---- Input material
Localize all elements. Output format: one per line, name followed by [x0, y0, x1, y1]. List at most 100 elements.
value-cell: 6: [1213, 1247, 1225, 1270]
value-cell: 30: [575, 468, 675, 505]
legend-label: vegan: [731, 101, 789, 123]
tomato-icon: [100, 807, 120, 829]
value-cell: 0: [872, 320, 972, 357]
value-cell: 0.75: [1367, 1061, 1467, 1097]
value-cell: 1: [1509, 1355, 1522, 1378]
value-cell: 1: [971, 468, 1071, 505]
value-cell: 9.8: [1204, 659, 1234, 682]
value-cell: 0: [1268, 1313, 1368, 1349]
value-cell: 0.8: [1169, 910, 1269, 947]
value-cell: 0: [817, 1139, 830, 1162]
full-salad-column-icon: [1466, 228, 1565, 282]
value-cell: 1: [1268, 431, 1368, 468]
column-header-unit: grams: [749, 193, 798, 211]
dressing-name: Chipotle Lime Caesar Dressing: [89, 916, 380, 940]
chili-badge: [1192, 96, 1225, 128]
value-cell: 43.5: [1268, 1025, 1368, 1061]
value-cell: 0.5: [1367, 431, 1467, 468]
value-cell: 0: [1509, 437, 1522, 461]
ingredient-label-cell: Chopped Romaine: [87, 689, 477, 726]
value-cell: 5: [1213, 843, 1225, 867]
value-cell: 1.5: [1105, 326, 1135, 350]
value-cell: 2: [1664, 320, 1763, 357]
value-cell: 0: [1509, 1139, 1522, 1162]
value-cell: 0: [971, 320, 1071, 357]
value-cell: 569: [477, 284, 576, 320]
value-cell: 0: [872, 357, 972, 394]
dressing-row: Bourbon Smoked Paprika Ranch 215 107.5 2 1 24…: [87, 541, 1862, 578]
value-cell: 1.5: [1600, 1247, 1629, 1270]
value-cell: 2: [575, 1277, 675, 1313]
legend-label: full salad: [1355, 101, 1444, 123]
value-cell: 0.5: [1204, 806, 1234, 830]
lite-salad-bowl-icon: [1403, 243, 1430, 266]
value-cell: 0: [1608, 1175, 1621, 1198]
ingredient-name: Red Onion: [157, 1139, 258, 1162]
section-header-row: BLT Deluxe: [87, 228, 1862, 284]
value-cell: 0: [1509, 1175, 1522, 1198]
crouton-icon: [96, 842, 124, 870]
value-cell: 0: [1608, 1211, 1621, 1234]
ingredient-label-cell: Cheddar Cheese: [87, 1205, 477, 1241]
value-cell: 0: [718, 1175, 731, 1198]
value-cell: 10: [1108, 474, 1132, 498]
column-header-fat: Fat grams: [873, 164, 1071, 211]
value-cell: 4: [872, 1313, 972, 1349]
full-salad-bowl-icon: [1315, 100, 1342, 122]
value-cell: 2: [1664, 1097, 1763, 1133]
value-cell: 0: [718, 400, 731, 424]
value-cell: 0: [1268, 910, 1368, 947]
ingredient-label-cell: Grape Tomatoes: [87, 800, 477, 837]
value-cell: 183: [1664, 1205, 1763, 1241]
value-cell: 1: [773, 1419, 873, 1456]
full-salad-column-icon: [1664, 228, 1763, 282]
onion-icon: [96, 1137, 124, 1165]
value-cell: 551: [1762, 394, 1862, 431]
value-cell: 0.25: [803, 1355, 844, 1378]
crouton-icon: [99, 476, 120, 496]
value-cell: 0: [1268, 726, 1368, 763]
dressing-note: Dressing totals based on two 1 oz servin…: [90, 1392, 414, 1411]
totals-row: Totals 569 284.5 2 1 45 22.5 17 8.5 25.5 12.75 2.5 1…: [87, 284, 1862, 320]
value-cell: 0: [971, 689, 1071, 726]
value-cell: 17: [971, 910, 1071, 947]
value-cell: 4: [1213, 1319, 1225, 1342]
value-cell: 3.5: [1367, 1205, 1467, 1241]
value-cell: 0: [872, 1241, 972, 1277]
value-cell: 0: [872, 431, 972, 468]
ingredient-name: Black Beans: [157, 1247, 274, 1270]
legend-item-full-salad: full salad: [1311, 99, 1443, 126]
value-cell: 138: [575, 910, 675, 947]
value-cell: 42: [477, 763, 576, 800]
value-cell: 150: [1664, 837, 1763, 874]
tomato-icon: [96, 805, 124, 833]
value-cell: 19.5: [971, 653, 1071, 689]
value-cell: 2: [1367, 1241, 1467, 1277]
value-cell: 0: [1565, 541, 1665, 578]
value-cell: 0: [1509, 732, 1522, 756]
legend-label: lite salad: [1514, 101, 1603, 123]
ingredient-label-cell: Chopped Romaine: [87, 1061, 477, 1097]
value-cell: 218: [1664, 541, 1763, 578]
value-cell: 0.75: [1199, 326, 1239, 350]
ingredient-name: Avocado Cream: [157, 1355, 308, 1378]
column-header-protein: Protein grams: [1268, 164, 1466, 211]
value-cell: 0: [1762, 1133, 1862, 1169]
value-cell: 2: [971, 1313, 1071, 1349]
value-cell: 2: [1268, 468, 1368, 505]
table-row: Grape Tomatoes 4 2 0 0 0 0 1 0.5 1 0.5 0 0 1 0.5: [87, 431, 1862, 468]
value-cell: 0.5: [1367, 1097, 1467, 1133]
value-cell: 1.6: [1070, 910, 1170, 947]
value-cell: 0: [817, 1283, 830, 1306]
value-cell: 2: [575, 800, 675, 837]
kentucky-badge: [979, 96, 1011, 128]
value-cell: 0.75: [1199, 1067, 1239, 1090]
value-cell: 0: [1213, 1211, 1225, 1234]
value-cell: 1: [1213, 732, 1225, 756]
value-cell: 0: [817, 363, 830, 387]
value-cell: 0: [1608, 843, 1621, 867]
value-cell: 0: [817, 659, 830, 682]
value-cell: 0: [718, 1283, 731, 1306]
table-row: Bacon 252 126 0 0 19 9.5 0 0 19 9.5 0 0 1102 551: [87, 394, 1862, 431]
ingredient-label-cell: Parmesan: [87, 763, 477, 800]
--------
## Work instruction:
Every line above that holds the word "header" should be copied out.

## Result:
column-header-unit: grams: [749, 193, 798, 211]
section-header-row: BLT Deluxe: [87, 228, 1862, 284]
column-header-fat: Fat grams: [873, 164, 1071, 211]
column-header-protein: Protein grams: [1268, 164, 1466, 211]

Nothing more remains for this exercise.